# THE TASK:
Retype the whole listing verbatim and keep the pictures out of it.

Items from a dataset
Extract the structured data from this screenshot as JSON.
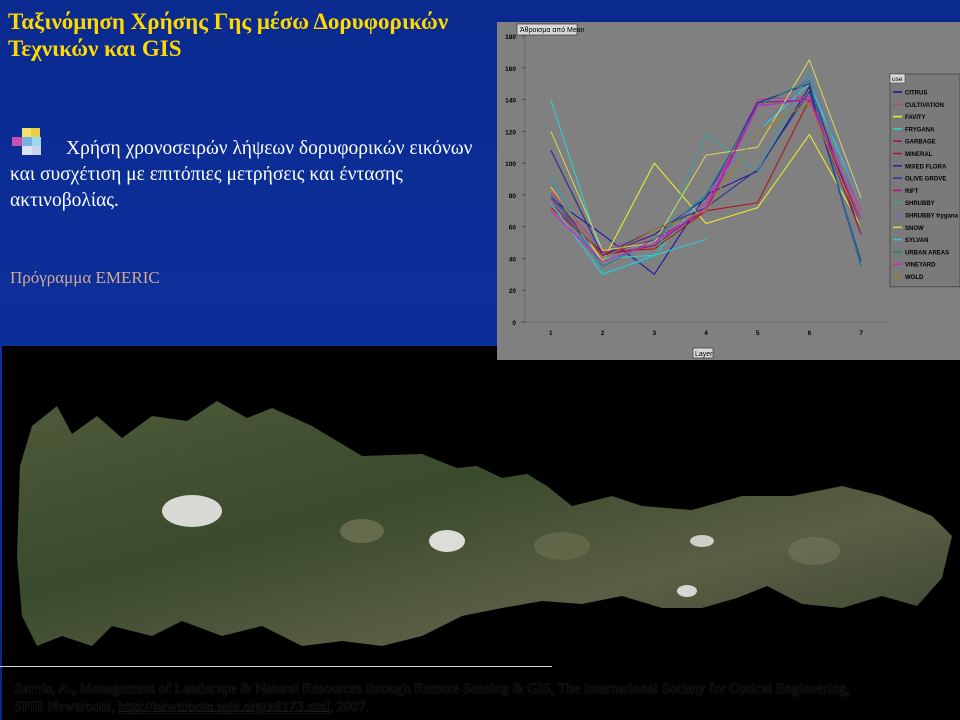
{
  "slide": {
    "title": "Ταξινόμηση Χρήσης Γης μέσω Δορυφορικών Τεχνικών και GIS",
    "body": "Χρήση χρονοσειρών λήψεων δορυφορικών εικόνων και συσχέτιση με επιτόπιες μετρήσεις και έντασης ακτινοβολίας.",
    "program": "Πρόγραμμα EMERIC",
    "bullet_icon": "colored-squares-icon",
    "citation": {
      "author": "Sarris, A.,",
      "text": " Management of Landscape & Natural Resources through Remote Sensing & GIS, The International Society for Optical Engineering,",
      "line2_prefix": "SPIE Newsroom, ",
      "link": "http://newsroom.spie.org/x6173.xml",
      "line2_suffix": ", 2007."
    },
    "map_image": "satellite-image-of-crete"
  },
  "chart_data": {
    "type": "line",
    "title": "Άθροισμα από Mean",
    "xlabel": "Layer",
    "legend_title": "use",
    "x": [
      1,
      2,
      3,
      4,
      5,
      6,
      7
    ],
    "yticks": [
      0,
      20,
      40,
      60,
      80,
      100,
      120,
      140,
      160,
      180
    ],
    "ylim": [
      0,
      180
    ],
    "legend_position": "right",
    "series": [
      {
        "name": "CITRUS",
        "color": "#1a1aa0",
        "values": [
          78,
          55,
          30,
          80,
          95,
          148,
          35
        ]
      },
      {
        "name": "CULTIVATION",
        "color": "#c0389a",
        "values": [
          82,
          45,
          55,
          75,
          140,
          142,
          70
        ]
      },
      {
        "name": "FAVITY",
        "color": "#e8e830",
        "values": [
          85,
          38,
          100,
          62,
          72,
          118,
          60
        ]
      },
      {
        "name": "FRYGANA",
        "color": "#2ad0d0",
        "values": [
          140,
          40,
          42,
          80,
          120,
          150,
          75
        ]
      },
      {
        "name": "GARBAGE",
        "color": "#8a1a6a",
        "values": [
          75,
          42,
          48,
          72,
          138,
          140,
          65
        ]
      },
      {
        "name": "MINERAL",
        "color": "#b01818",
        "values": [
          72,
          44,
          46,
          70,
          75,
          140,
          62
        ]
      },
      {
        "name": "MIXED FLORA",
        "color": "#2a2a90",
        "values": [
          108,
          42,
          55,
          78,
          138,
          150,
          55
        ]
      },
      {
        "name": "OLIVE GROVE",
        "color": "#2a3a90",
        "values": [
          80,
          42,
          58,
          72,
          96,
          145,
          38
        ]
      },
      {
        "name": "RIFT",
        "color": "#a02070",
        "values": [
          78,
          42,
          52,
          70,
          136,
          140,
          55
        ]
      },
      {
        "name": "SHRUBBY",
        "color": "#3aa0a0",
        "values": [
          92,
          31,
          40,
          118,
          95,
          158,
          62
        ]
      },
      {
        "name": "SHRUBBY frygana",
        "color": "#7070c0",
        "values": [
          88,
          35,
          52,
          80,
          120,
          155,
          75
        ]
      },
      {
        "name": "SNOW",
        "color": "#d0d060",
        "values": [
          120,
          45,
          50,
          105,
          110,
          165,
          78
        ]
      },
      {
        "name": "SYLVAN",
        "color": "#30c8e0",
        "values": [
          75,
          30,
          42,
          52,
          null,
          null,
          null
        ]
      },
      {
        "name": "URBAN AREAS",
        "color": "#208090",
        "values": [
          80,
          35,
          52,
          80,
          136,
          152,
          35
        ]
      },
      {
        "name": "VINEYARD",
        "color": "#d020d0",
        "values": [
          70,
          38,
          50,
          72,
          136,
          140,
          65
        ]
      },
      {
        "name": "WOLD",
        "color": "#a08020",
        "values": [
          84,
          40,
          58,
          70,
          120,
          138,
          60
        ]
      }
    ]
  }
}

# FINISHED ANSWER:
Extract the structured data from this screenshot as JSON.
{
  "slide": {
    "title": "Ταξινόμηση Χρήσης Γης μέσω Δορυφορικών Τεχνικών και GIS",
    "body": "Χρήση χρονοσειρών λήψεων δορυφορικών εικόνων και συσχέτιση με επιτόπιες μετρήσεις και έντασης ακτινοβολίας.",
    "program": "Πρόγραμμα EMERIC",
    "bullet_icon": "colored-squares-icon",
    "citation": {
      "author": "Sarris, A.,",
      "text": " Management of Landscape & Natural Resources through Remote Sensing & GIS, The International Society for Optical Engineering,",
      "line2_prefix": "SPIE Newsroom, ",
      "link": "http://newsroom.spie.org/x6173.xml",
      "line2_suffix": ", 2007."
    },
    "map_image": "satellite-image-of-crete"
  },
  "chart_data": {
    "type": "line",
    "title": "Άθροισμα από Mean",
    "xlabel": "Layer",
    "legend_title": "use",
    "x": [
      1,
      2,
      3,
      4,
      5,
      6,
      7
    ],
    "yticks": [
      0,
      20,
      40,
      60,
      80,
      100,
      120,
      140,
      160,
      180
    ],
    "ylim": [
      0,
      180
    ],
    "legend_position": "right",
    "series": [
      {
        "name": "CITRUS",
        "color": "#1a1aa0",
        "values": [
          78,
          55,
          30,
          80,
          95,
          148,
          35
        ]
      },
      {
        "name": "CULTIVATION",
        "color": "#c0389a",
        "values": [
          82,
          45,
          55,
          75,
          140,
          142,
          70
        ]
      },
      {
        "name": "FAVITY",
        "color": "#e8e830",
        "values": [
          85,
          38,
          100,
          62,
          72,
          118,
          60
        ]
      },
      {
        "name": "FRYGANA",
        "color": "#2ad0d0",
        "values": [
          140,
          40,
          42,
          80,
          120,
          150,
          75
        ]
      },
      {
        "name": "GARBAGE",
        "color": "#8a1a6a",
        "values": [
          75,
          42,
          48,
          72,
          138,
          140,
          65
        ]
      },
      {
        "name": "MINERAL",
        "color": "#b01818",
        "values": [
          72,
          44,
          46,
          70,
          75,
          140,
          62
        ]
      },
      {
        "name": "MIXED FLORA",
        "color": "#2a2a90",
        "values": [
          108,
          42,
          55,
          78,
          138,
          150,
          55
        ]
      },
      {
        "name": "OLIVE GROVE",
        "color": "#2a3a90",
        "values": [
          80,
          42,
          58,
          72,
          96,
          145,
          38
        ]
      },
      {
        "name": "RIFT",
        "color": "#a02070",
        "values": [
          78,
          42,
          52,
          70,
          136,
          140,
          55
        ]
      },
      {
        "name": "SHRUBBY",
        "color": "#3aa0a0",
        "values": [
          92,
          31,
          40,
          118,
          95,
          158,
          62
        ]
      },
      {
        "name": "SHRUBBY frygana",
        "color": "#7070c0",
        "values": [
          88,
          35,
          52,
          80,
          120,
          155,
          75
        ]
      },
      {
        "name": "SNOW",
        "color": "#d0d060",
        "values": [
          120,
          45,
          50,
          105,
          110,
          165,
          78
        ]
      },
      {
        "name": "SYLVAN",
        "color": "#30c8e0",
        "values": [
          75,
          30,
          42,
          52,
          null,
          null,
          null
        ]
      },
      {
        "name": "URBAN AREAS",
        "color": "#208090",
        "values": [
          80,
          35,
          52,
          80,
          136,
          152,
          35
        ]
      },
      {
        "name": "VINEYARD",
        "color": "#d020d0",
        "values": [
          70,
          38,
          50,
          72,
          136,
          140,
          65
        ]
      },
      {
        "name": "WOLD",
        "color": "#a08020",
        "values": [
          84,
          40,
          58,
          70,
          120,
          138,
          60
        ]
      }
    ]
  }
}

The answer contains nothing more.